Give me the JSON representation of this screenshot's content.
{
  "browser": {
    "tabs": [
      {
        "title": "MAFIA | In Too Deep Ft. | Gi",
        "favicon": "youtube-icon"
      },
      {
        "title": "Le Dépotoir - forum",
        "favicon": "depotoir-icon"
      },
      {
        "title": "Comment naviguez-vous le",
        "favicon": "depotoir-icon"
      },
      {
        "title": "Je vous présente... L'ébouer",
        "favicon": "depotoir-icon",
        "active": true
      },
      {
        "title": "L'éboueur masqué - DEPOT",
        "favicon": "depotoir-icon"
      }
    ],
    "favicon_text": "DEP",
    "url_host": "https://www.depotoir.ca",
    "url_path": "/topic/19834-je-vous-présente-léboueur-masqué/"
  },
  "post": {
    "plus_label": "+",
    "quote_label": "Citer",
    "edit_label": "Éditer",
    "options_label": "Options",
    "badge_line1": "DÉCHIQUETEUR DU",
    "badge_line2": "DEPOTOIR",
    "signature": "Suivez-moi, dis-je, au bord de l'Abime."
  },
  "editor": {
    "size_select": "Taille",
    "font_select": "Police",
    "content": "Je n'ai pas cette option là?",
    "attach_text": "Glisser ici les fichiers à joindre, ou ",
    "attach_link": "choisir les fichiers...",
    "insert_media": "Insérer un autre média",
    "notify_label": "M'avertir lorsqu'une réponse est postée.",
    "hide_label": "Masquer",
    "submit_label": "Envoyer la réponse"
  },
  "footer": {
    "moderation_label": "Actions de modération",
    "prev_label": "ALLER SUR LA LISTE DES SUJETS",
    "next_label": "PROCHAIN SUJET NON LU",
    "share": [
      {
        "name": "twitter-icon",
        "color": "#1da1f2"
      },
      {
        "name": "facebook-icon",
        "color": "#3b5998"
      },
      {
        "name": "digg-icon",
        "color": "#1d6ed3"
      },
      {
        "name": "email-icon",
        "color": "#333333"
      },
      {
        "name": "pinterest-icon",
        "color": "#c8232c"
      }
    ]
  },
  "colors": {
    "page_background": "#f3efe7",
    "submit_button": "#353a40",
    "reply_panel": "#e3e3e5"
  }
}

__What this task involves__
Look through the records and gather each line with the word "fichiers".

__Complete answer__
    "attach_text": "Glisser ici les fichiers à joindre, ou ",
    "attach_link": "choisir les fichiers...",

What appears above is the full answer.